## Dataset records
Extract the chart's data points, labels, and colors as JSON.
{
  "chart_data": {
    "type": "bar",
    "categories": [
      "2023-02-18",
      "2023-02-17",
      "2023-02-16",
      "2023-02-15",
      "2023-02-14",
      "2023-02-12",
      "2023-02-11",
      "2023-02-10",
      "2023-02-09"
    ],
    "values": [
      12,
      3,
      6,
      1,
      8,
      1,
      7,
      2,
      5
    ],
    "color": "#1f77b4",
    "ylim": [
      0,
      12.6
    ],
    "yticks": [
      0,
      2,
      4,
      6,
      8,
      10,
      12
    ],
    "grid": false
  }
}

## WHAT THIS TASK INVOLVES
Copy out the whole listing, exactly as written.

## THE COMPLETED TASK
Extract the chart's data points, labels, and colors as JSON.
{
  "chart_data": {
    "type": "bar",
    "categories": [
      "2023-02-18",
      "2023-02-17",
      "2023-02-16",
      "2023-02-15",
      "2023-02-14",
      "2023-02-12",
      "2023-02-11",
      "2023-02-10",
      "2023-02-09"
    ],
    "values": [
      12,
      3,
      6,
      1,
      8,
      1,
      7,
      2,
      5
    ],
    "color": "#1f77b4",
    "ylim": [
      0,
      12.6
    ],
    "yticks": [
      0,
      2,
      4,
      6,
      8,
      10,
      12
    ],
    "grid": false
  }
}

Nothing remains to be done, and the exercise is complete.